● Provided material:

** begin **

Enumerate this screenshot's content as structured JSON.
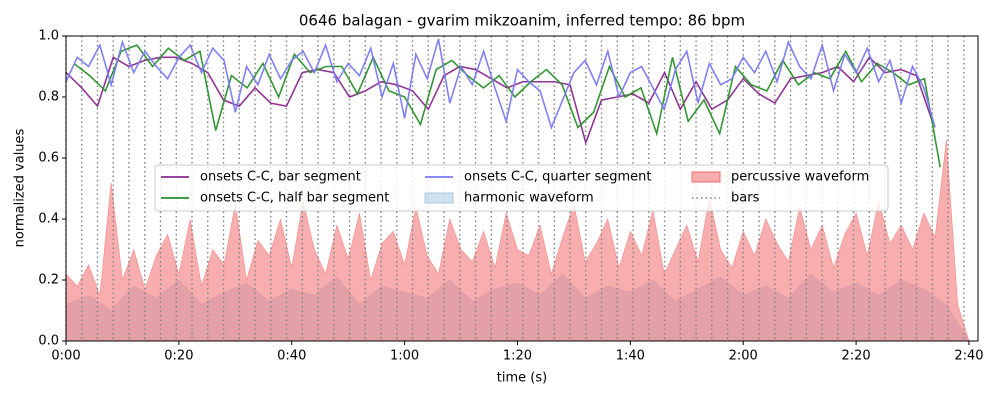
{
  "chart_data": {
    "type": "line",
    "title": "0646 balagan - gvarim mikzoanim, inferred tempo: 86 bpm",
    "x_label": "time (s)",
    "y_label": "normalized values",
    "xlim": [
      0,
      161.6
    ],
    "ylim": [
      0,
      1
    ],
    "xticks": [
      {
        "value": 0,
        "label": "0:00"
      },
      {
        "value": 20,
        "label": "0:20"
      },
      {
        "value": 40,
        "label": "0:40"
      },
      {
        "value": 60,
        "label": "1:00"
      },
      {
        "value": 80,
        "label": "1:20"
      },
      {
        "value": 100,
        "label": "1:40"
      },
      {
        "value": 120,
        "label": "2:00"
      },
      {
        "value": 140,
        "label": "2:20"
      },
      {
        "value": 160,
        "label": "2:40"
      }
    ],
    "yticks": [
      {
        "value": 0,
        "label": "0.0"
      },
      {
        "value": 0.2,
        "label": "0.2"
      },
      {
        "value": 0.4,
        "label": "0.4"
      },
      {
        "value": 0.6,
        "label": "0.6"
      },
      {
        "value": 0.8,
        "label": "0.8"
      },
      {
        "value": 1,
        "label": "1.0"
      }
    ],
    "legend": "center",
    "series": [
      {
        "name": "onsets C-C, bar segment",
        "kind": "line",
        "color": "#8a2c8e",
        "x": [
          0,
          2.79,
          5.58,
          8.37,
          11.16,
          13.96,
          16.75,
          19.54,
          22.33,
          25.12,
          27.91,
          30.7,
          33.49,
          36.28,
          39.07,
          41.87,
          44.66,
          47.45,
          50.24,
          53.03,
          55.82,
          58.61,
          61.4,
          64.19,
          66.98,
          69.78,
          72.57,
          75.36,
          78.15,
          80.94,
          83.73,
          86.52,
          89.31,
          92.1,
          94.89,
          97.69,
          100.48,
          103.27,
          106.06,
          108.85,
          111.64,
          114.43,
          117.22,
          120.01,
          122.8,
          125.6,
          128.39,
          131.18,
          133.97,
          136.76,
          139.55,
          142.34,
          145.13,
          147.92,
          150.71,
          153.51
        ],
        "values": [
          0.88,
          0.83,
          0.77,
          0.93,
          0.9,
          0.92,
          0.93,
          0.93,
          0.91,
          0.88,
          0.79,
          0.77,
          0.83,
          0.78,
          0.77,
          0.88,
          0.89,
          0.88,
          0.8,
          0.82,
          0.85,
          0.84,
          0.82,
          0.76,
          0.87,
          0.9,
          0.89,
          0.86,
          0.83,
          0.85,
          0.85,
          0.85,
          0.84,
          0.65,
          0.79,
          0.8,
          0.81,
          0.78,
          0.88,
          0.76,
          0.85,
          0.76,
          0.79,
          0.86,
          0.81,
          0.78,
          0.86,
          0.87,
          0.88,
          0.9,
          0.85,
          0.93,
          0.88,
          0.89,
          0.87,
          0.72
        ]
      },
      {
        "name": "onsets C-C, half bar segment",
        "kind": "line",
        "color": "#2a902a",
        "x": [
          1.4,
          4.19,
          6.98,
          9.77,
          12.56,
          15.35,
          18.14,
          20.94,
          23.73,
          26.52,
          29.31,
          32.1,
          34.89,
          37.68,
          40.47,
          43.26,
          46.05,
          48.85,
          51.64,
          54.43,
          57.22,
          60.01,
          62.8,
          65.59,
          68.38,
          71.17,
          73.97,
          76.76,
          79.55,
          82.34,
          85.13,
          87.92,
          90.71,
          93.5,
          96.29,
          99.08,
          101.88,
          104.67,
          107.46,
          110.25,
          113.04,
          115.83,
          118.62,
          121.41,
          124.2,
          126.99,
          129.78,
          132.58,
          135.37,
          138.16,
          140.95,
          143.74,
          146.53,
          149.32,
          152.11,
          154.9
        ],
        "values": [
          0.91,
          0.87,
          0.82,
          0.95,
          0.97,
          0.9,
          0.96,
          0.92,
          0.95,
          0.69,
          0.87,
          0.83,
          0.91,
          0.8,
          0.94,
          0.88,
          0.9,
          0.9,
          0.81,
          0.93,
          0.82,
          0.8,
          0.71,
          0.89,
          0.92,
          0.87,
          0.83,
          0.87,
          0.8,
          0.85,
          0.89,
          0.84,
          0.7,
          0.75,
          0.9,
          0.8,
          0.83,
          0.68,
          0.93,
          0.72,
          0.79,
          0.68,
          0.9,
          0.84,
          0.82,
          0.92,
          0.84,
          0.88,
          0.86,
          0.95,
          0.85,
          0.91,
          0.88,
          0.84,
          0.86,
          0.57
        ]
      },
      {
        "name": "onsets C-C, quarter segment",
        "kind": "line",
        "color": "#7a7af5",
        "x": [
          0,
          2,
          4,
          6,
          8,
          10,
          12,
          14,
          16,
          18,
          20,
          22,
          24,
          26,
          28,
          30,
          32,
          34,
          36,
          38,
          40,
          42,
          44,
          46,
          48,
          50,
          52,
          54,
          56,
          58,
          60,
          62,
          64,
          66,
          68,
          70,
          72,
          74,
          76,
          78,
          80,
          82,
          84,
          86,
          88,
          90,
          92,
          94,
          96,
          98,
          100,
          102,
          104,
          106,
          108,
          110,
          112,
          114,
          116,
          118,
          120,
          122,
          124,
          126,
          128,
          130,
          132,
          134,
          136,
          138,
          140,
          142,
          144,
          146,
          148,
          150,
          152,
          154
        ],
        "values": [
          0.85,
          0.93,
          0.9,
          0.97,
          0.84,
          0.98,
          0.88,
          0.95,
          0.9,
          0.86,
          0.93,
          0.97,
          0.88,
          0.96,
          0.92,
          0.75,
          0.9,
          0.84,
          0.94,
          0.86,
          0.92,
          0.95,
          0.88,
          0.97,
          0.85,
          0.91,
          0.87,
          0.96,
          0.8,
          0.91,
          0.73,
          0.94,
          0.86,
          0.99,
          0.78,
          0.9,
          0.84,
          0.95,
          0.83,
          0.72,
          0.89,
          0.85,
          0.82,
          0.7,
          0.79,
          0.88,
          0.92,
          0.84,
          0.95,
          0.8,
          0.88,
          0.9,
          0.83,
          0.76,
          0.89,
          0.95,
          0.78,
          0.91,
          0.84,
          0.86,
          0.93,
          0.88,
          0.95,
          0.85,
          0.98,
          0.9,
          0.86,
          0.97,
          0.82,
          0.94,
          0.88,
          0.96,
          0.85,
          0.92,
          0.78,
          0.9,
          0.83,
          0.7
        ]
      },
      {
        "name": "harmonic waveform",
        "kind": "area",
        "color": "#a9c8e4",
        "x": [
          0,
          4,
          8,
          12,
          16,
          20,
          24,
          28,
          32,
          36,
          40,
          44,
          48,
          52,
          56,
          60,
          64,
          68,
          72,
          76,
          80,
          84,
          88,
          92,
          96,
          100,
          104,
          108,
          112,
          116,
          120,
          124,
          128,
          132,
          136,
          140,
          144,
          148,
          152,
          156,
          160
        ],
        "values": [
          0.12,
          0.15,
          0.1,
          0.18,
          0.14,
          0.2,
          0.12,
          0.16,
          0.19,
          0.13,
          0.17,
          0.15,
          0.21,
          0.12,
          0.18,
          0.16,
          0.14,
          0.2,
          0.13,
          0.17,
          0.19,
          0.15,
          0.22,
          0.14,
          0.18,
          0.16,
          0.2,
          0.13,
          0.17,
          0.21,
          0.15,
          0.18,
          0.14,
          0.22,
          0.16,
          0.19,
          0.15,
          0.2,
          0.17,
          0.12,
          0.0
        ]
      },
      {
        "name": "percussive waveform",
        "kind": "area",
        "color": "#f36b6b",
        "x": [
          0,
          2,
          4,
          6,
          8,
          10,
          12,
          14,
          16,
          18,
          20,
          22,
          24,
          26,
          28,
          30,
          32,
          34,
          36,
          38,
          40,
          42,
          44,
          46,
          48,
          50,
          52,
          54,
          56,
          58,
          60,
          62,
          64,
          66,
          68,
          70,
          72,
          74,
          76,
          78,
          80,
          82,
          84,
          86,
          88,
          90,
          92,
          94,
          96,
          98,
          100,
          102,
          104,
          106,
          108,
          110,
          112,
          114,
          116,
          118,
          120,
          122,
          124,
          126,
          128,
          130,
          132,
          134,
          136,
          138,
          140,
          142,
          144,
          146,
          148,
          150,
          152,
          154,
          156,
          158,
          160
        ],
        "values": [
          0.22,
          0.18,
          0.25,
          0.15,
          0.52,
          0.2,
          0.3,
          0.17,
          0.28,
          0.35,
          0.22,
          0.4,
          0.18,
          0.3,
          0.25,
          0.45,
          0.2,
          0.33,
          0.28,
          0.4,
          0.24,
          0.46,
          0.3,
          0.22,
          0.38,
          0.27,
          0.42,
          0.2,
          0.32,
          0.36,
          0.25,
          0.44,
          0.28,
          0.22,
          0.4,
          0.3,
          0.26,
          0.36,
          0.24,
          0.42,
          0.3,
          0.28,
          0.38,
          0.22,
          0.34,
          0.45,
          0.26,
          0.32,
          0.4,
          0.24,
          0.36,
          0.28,
          0.43,
          0.22,
          0.3,
          0.38,
          0.26,
          0.47,
          0.3,
          0.24,
          0.36,
          0.28,
          0.4,
          0.32,
          0.26,
          0.44,
          0.3,
          0.38,
          0.24,
          0.35,
          0.42,
          0.28,
          0.46,
          0.32,
          0.38,
          0.3,
          0.42,
          0.34,
          0.66,
          0.12,
          0.0
        ]
      },
      {
        "name": "bars",
        "kind": "vlines",
        "color": "#808080",
        "x": [
          0,
          2.79,
          5.58,
          8.37,
          11.16,
          13.96,
          16.75,
          19.54,
          22.33,
          25.12,
          27.91,
          30.7,
          33.49,
          36.28,
          39.07,
          41.87,
          44.66,
          47.45,
          50.24,
          53.03,
          55.82,
          58.61,
          61.4,
          64.19,
          66.98,
          69.78,
          72.57,
          75.36,
          78.15,
          80.94,
          83.73,
          86.52,
          89.31,
          92.1,
          94.89,
          97.69,
          100.48,
          103.27,
          106.06,
          108.85,
          111.64,
          114.43,
          117.22,
          120.01,
          122.8,
          125.6,
          128.39,
          131.18,
          133.97,
          136.76,
          139.55,
          142.34,
          145.13,
          147.92,
          150.71,
          153.51,
          156.3,
          159.09
        ]
      }
    ]
  }
}
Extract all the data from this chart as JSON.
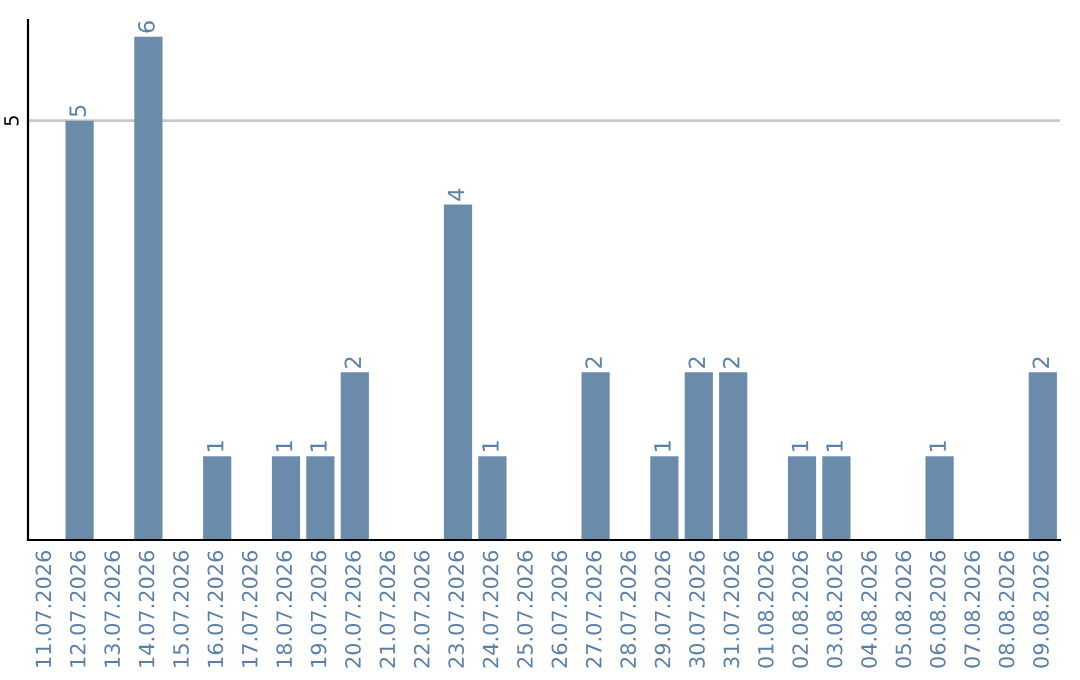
{
  "chart_data": {
    "type": "bar",
    "categories": [
      "11.07.2026",
      "12.07.2026",
      "13.07.2026",
      "14.07.2026",
      "15.07.2026",
      "16.07.2026",
      "17.07.2026",
      "18.07.2026",
      "19.07.2026",
      "20.07.2026",
      "21.07.2026",
      "22.07.2026",
      "23.07.2026",
      "24.07.2026",
      "25.07.2026",
      "26.07.2026",
      "27.07.2026",
      "28.07.2026",
      "29.07.2026",
      "30.07.2026",
      "31.07.2026",
      "01.08.2026",
      "02.08.2026",
      "03.08.2026",
      "04.08.2026",
      "05.08.2026",
      "06.08.2026",
      "07.08.2026",
      "08.08.2026",
      "09.08.2026"
    ],
    "values": [
      0,
      5,
      0,
      6,
      0,
      1,
      0,
      1,
      1,
      2,
      0,
      0,
      4,
      1,
      0,
      0,
      2,
      0,
      1,
      2,
      2,
      0,
      1,
      1,
      0,
      0,
      1,
      0,
      0,
      2
    ],
    "value_labels": [
      null,
      "5",
      null,
      "6",
      null,
      "1",
      null,
      "1",
      "1",
      "2",
      null,
      null,
      "4",
      "1",
      null,
      null,
      "2",
      null,
      "1",
      "2",
      "2",
      null,
      "1",
      "1",
      null,
      null,
      "1",
      null,
      null,
      "2"
    ],
    "color": "#6a8caa",
    "ylim": [
      0,
      6.2
    ],
    "yticks": [
      5
    ],
    "grid": "y"
  }
}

** end **

● Set exercise: Beginning at the line with "Extract all the data from this chart as JSON.", reproduce each line exactly through the last line of the records above, with pictures left out.

● Reply to the exercise:
Extract all the data from this chart as JSON.
{
  "chart_data": {
    "type": "bar",
    "categories": [
      "11.07.2026",
      "12.07.2026",
      "13.07.2026",
      "14.07.2026",
      "15.07.2026",
      "16.07.2026",
      "17.07.2026",
      "18.07.2026",
      "19.07.2026",
      "20.07.2026",
      "21.07.2026",
      "22.07.2026",
      "23.07.2026",
      "24.07.2026",
      "25.07.2026",
      "26.07.2026",
      "27.07.2026",
      "28.07.2026",
      "29.07.2026",
      "30.07.2026",
      "31.07.2026",
      "01.08.2026",
      "02.08.2026",
      "03.08.2026",
      "04.08.2026",
      "05.08.2026",
      "06.08.2026",
      "07.08.2026",
      "08.08.2026",
      "09.08.2026"
    ],
    "values": [
      0,
      5,
      0,
      6,
      0,
      1,
      0,
      1,
      1,
      2,
      0,
      0,
      4,
      1,
      0,
      0,
      2,
      0,
      1,
      2,
      2,
      0,
      1,
      1,
      0,
      0,
      1,
      0,
      0,
      2
    ],
    "value_labels": [
      null,
      "5",
      null,
      "6",
      null,
      "1",
      null,
      "1",
      "1",
      "2",
      null,
      null,
      "4",
      "1",
      null,
      null,
      "2",
      null,
      "1",
      "2",
      "2",
      null,
      "1",
      "1",
      null,
      null,
      "1",
      null,
      null,
      "2"
    ],
    "color": "#6a8caa",
    "ylim": [
      0,
      6.2
    ],
    "yticks": [
      5
    ],
    "grid": "y"
  }
}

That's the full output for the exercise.